> **Exercise instructions**: Update the records by replacing each occurrence of "boot-icon" with "turns-icon", keeping every other character unchanged.
### Data supplied
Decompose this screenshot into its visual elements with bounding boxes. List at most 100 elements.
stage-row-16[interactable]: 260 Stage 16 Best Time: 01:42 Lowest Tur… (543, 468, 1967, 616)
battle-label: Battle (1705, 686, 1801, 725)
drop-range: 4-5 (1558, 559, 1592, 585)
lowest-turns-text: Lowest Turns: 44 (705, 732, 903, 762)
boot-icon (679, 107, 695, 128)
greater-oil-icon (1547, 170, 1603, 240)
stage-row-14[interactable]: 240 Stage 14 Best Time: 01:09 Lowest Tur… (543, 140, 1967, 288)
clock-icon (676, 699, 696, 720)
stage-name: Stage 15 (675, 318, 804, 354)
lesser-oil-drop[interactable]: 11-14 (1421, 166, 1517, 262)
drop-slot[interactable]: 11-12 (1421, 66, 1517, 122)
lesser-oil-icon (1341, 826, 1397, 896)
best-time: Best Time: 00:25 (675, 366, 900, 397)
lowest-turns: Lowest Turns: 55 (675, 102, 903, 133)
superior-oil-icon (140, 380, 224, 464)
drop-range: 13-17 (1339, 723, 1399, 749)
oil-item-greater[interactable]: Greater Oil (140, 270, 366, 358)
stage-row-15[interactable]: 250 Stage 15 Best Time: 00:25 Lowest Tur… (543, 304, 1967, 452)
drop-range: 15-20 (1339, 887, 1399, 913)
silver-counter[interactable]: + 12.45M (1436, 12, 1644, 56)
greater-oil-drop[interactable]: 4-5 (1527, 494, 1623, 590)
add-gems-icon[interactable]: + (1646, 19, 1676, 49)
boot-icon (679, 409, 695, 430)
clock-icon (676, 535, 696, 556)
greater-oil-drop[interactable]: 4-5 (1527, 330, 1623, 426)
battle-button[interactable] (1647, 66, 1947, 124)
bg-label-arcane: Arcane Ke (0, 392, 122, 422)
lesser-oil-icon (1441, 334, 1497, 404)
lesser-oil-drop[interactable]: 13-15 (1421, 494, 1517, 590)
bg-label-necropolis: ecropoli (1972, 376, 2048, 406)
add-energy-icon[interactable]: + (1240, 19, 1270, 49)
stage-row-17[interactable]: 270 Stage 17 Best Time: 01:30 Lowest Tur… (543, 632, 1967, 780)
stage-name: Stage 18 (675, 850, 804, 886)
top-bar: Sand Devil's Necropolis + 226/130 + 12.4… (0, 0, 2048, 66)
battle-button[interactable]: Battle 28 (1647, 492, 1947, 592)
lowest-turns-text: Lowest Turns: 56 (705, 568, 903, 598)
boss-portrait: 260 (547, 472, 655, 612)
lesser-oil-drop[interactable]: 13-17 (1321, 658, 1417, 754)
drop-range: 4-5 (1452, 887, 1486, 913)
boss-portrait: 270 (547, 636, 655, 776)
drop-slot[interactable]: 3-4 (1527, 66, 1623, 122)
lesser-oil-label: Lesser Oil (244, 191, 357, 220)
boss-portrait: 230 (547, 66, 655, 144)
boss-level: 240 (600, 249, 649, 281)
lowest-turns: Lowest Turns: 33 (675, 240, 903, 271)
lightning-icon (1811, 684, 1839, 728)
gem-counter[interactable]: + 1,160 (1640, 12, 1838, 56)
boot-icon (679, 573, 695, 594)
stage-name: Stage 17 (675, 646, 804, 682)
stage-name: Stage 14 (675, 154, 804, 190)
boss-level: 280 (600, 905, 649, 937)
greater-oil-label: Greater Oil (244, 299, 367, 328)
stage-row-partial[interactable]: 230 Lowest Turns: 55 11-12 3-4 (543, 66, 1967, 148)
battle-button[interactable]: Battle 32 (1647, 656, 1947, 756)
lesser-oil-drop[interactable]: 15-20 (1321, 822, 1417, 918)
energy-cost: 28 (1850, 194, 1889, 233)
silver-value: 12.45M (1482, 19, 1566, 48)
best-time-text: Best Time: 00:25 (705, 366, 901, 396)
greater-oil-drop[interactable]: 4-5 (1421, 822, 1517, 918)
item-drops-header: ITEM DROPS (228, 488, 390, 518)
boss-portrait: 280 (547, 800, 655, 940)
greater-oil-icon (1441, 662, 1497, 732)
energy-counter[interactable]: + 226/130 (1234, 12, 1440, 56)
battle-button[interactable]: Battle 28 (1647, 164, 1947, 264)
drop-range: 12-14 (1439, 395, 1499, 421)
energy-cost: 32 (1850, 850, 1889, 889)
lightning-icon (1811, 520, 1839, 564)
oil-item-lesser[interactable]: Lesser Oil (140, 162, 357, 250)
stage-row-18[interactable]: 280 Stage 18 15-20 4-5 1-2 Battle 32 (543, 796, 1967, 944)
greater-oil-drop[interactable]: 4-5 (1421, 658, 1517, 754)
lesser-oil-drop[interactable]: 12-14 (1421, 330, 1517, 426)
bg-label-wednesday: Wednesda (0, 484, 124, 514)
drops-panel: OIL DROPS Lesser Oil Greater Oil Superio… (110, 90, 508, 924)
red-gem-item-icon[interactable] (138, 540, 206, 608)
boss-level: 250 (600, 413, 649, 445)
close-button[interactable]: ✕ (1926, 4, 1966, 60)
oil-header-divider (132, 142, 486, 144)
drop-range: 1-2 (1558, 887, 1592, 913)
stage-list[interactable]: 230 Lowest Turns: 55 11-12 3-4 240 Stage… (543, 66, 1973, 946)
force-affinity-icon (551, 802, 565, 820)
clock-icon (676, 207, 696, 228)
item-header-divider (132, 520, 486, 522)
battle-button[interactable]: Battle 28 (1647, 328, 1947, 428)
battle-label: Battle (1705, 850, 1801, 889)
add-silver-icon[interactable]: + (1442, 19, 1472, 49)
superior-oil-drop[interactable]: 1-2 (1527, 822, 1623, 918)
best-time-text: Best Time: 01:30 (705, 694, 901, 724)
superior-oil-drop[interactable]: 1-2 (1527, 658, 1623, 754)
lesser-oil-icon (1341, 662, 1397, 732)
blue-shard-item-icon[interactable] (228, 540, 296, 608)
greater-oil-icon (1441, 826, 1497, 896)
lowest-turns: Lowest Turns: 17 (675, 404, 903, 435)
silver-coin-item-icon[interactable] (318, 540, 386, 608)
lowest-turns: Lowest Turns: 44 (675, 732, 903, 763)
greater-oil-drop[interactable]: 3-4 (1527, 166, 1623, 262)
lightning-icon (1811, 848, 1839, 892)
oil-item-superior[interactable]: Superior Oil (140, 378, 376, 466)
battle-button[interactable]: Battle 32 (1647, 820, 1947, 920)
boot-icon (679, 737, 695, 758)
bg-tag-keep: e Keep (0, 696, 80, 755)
######
> **The output**:
Decompose this screenshot into its visual elements with bounding boxes. List at most 100 elements.
stage-row-16[interactable]: 260 Stage 16 Best Time: 01:42 Lowest Tur… (543, 468, 1967, 616)
battle-label: Battle (1705, 686, 1801, 725)
drop-range: 4-5 (1558, 559, 1592, 585)
lowest-turns-text: Lowest Turns: 44 (705, 732, 903, 762)
turns-icon (679, 107, 695, 128)
greater-oil-icon (1547, 170, 1603, 240)
stage-row-14[interactable]: 240 Stage 14 Best Time: 01:09 Lowest Tur… (543, 140, 1967, 288)
clock-icon (676, 699, 696, 720)
stage-name: Stage 15 (675, 318, 804, 354)
lesser-oil-drop[interactable]: 11-14 (1421, 166, 1517, 262)
drop-slot[interactable]: 11-12 (1421, 66, 1517, 122)
lesser-oil-icon (1341, 826, 1397, 896)
best-time: Best Time: 00:25 (675, 366, 900, 397)
lowest-turns: Lowest Turns: 55 (675, 102, 903, 133)
superior-oil-icon (140, 380, 224, 464)
drop-range: 13-17 (1339, 723, 1399, 749)
oil-item-greater[interactable]: Greater Oil (140, 270, 366, 358)
stage-row-15[interactable]: 250 Stage 15 Best Time: 00:25 Lowest Tur… (543, 304, 1967, 452)
drop-range: 15-20 (1339, 887, 1399, 913)
silver-counter[interactable]: + 12.45M (1436, 12, 1644, 56)
greater-oil-drop[interactable]: 4-5 (1527, 494, 1623, 590)
add-gems-icon[interactable]: + (1646, 19, 1676, 49)
turns-icon (679, 409, 695, 430)
clock-icon (676, 535, 696, 556)
greater-oil-drop[interactable]: 4-5 (1527, 330, 1623, 426)
battle-button[interactable] (1647, 66, 1947, 124)
bg-label-arcane: Arcane Ke (0, 392, 122, 422)
lesser-oil-icon (1441, 334, 1497, 404)
lesser-oil-drop[interactable]: 13-15 (1421, 494, 1517, 590)
bg-label-necropolis: ecropoli (1972, 376, 2048, 406)
add-energy-icon[interactable]: + (1240, 19, 1270, 49)
stage-row-17[interactable]: 270 Stage 17 Best Time: 01:30 Lowest Tur… (543, 632, 1967, 780)
stage-name: Stage 18 (675, 850, 804, 886)
top-bar: Sand Devil's Necropolis + 226/130 + 12.4… (0, 0, 2048, 66)
battle-button[interactable]: Battle 28 (1647, 492, 1947, 592)
lowest-turns-text: Lowest Turns: 56 (705, 568, 903, 598)
boss-portrait: 260 (547, 472, 655, 612)
lesser-oil-drop[interactable]: 13-17 (1321, 658, 1417, 754)
drop-range: 4-5 (1452, 887, 1486, 913)
boss-portrait: 270 (547, 636, 655, 776)
drop-slot[interactable]: 3-4 (1527, 66, 1623, 122)
lesser-oil-label: Lesser Oil (244, 191, 357, 220)
boss-portrait: 230 (547, 66, 655, 144)
boss-level: 240 (600, 249, 649, 281)
lowest-turns: Lowest Turns: 33 (675, 240, 903, 271)
lightning-icon (1811, 684, 1839, 728)
gem-counter[interactable]: + 1,160 (1640, 12, 1838, 56)
turns-icon (679, 573, 695, 594)
stage-name: Stage 17 (675, 646, 804, 682)
stage-name: Stage 14 (675, 154, 804, 190)
boss-level: 280 (600, 905, 649, 937)
greater-oil-label: Greater Oil (244, 299, 367, 328)
stage-row-partial[interactable]: 230 Lowest Turns: 55 11-12 3-4 (543, 66, 1967, 148)
battle-button[interactable]: Battle 32 (1647, 656, 1947, 756)
lesser-oil-drop[interactable]: 15-20 (1321, 822, 1417, 918)
energy-cost: 28 (1850, 194, 1889, 233)
silver-value: 12.45M (1482, 19, 1566, 48)
best-time-text: Best Time: 00:25 (705, 366, 901, 396)
greater-oil-drop[interactable]: 4-5 (1421, 822, 1517, 918)
item-drops-header: ITEM DROPS (228, 488, 390, 518)
boss-portrait: 280 (547, 800, 655, 940)
greater-oil-icon (1441, 662, 1497, 732)
energy-counter[interactable]: + 226/130 (1234, 12, 1440, 56)
battle-button[interactable]: Battle 28 (1647, 164, 1947, 264)
drop-range: 12-14 (1439, 395, 1499, 421)
energy-cost: 32 (1850, 850, 1889, 889)
lightning-icon (1811, 520, 1839, 564)
oil-item-lesser[interactable]: Lesser Oil (140, 162, 357, 250)
stage-row-18[interactable]: 280 Stage 18 15-20 4-5 1-2 Battle 32 (543, 796, 1967, 944)
greater-oil-drop[interactable]: 4-5 (1421, 658, 1517, 754)
lesser-oil-drop[interactable]: 12-14 (1421, 330, 1517, 426)
bg-label-wednesday: Wednesda (0, 484, 124, 514)
drops-panel: OIL DROPS Lesser Oil Greater Oil Superio… (110, 90, 508, 924)
red-gem-item-icon[interactable] (138, 540, 206, 608)
boss-level: 250 (600, 413, 649, 445)
close-button[interactable]: ✕ (1926, 4, 1966, 60)
oil-header-divider (132, 142, 486, 144)
drop-range: 1-2 (1558, 887, 1592, 913)
stage-list[interactable]: 230 Lowest Turns: 55 11-12 3-4 240 Stage… (543, 66, 1973, 946)
force-affinity-icon (551, 802, 565, 820)
clock-icon (676, 207, 696, 228)
item-header-divider (132, 520, 486, 522)
battle-button[interactable]: Battle 28 (1647, 328, 1947, 428)
battle-label: Battle (1705, 850, 1801, 889)
add-silver-icon[interactable]: + (1442, 19, 1472, 49)
superior-oil-drop[interactable]: 1-2 (1527, 822, 1623, 918)
best-time-text: Best Time: 01:30 (705, 694, 901, 724)
superior-oil-drop[interactable]: 1-2 (1527, 658, 1623, 754)
lesser-oil-icon (1341, 662, 1397, 732)
blue-shard-item-icon[interactable] (228, 540, 296, 608)
greater-oil-icon (1441, 826, 1497, 896)
lowest-turns: Lowest Turns: 17 (675, 404, 903, 435)
silver-coin-item-icon[interactable] (318, 540, 386, 608)
lowest-turns: Lowest Turns: 44 (675, 732, 903, 763)
greater-oil-drop[interactable]: 3-4 (1527, 166, 1623, 262)
lightning-icon (1811, 848, 1839, 892)
oil-item-superior[interactable]: Superior Oil (140, 378, 376, 466)
battle-button[interactable]: Battle 32 (1647, 820, 1947, 920)
turns-icon (679, 737, 695, 758)
bg-tag-keep: e Keep (0, 696, 80, 755)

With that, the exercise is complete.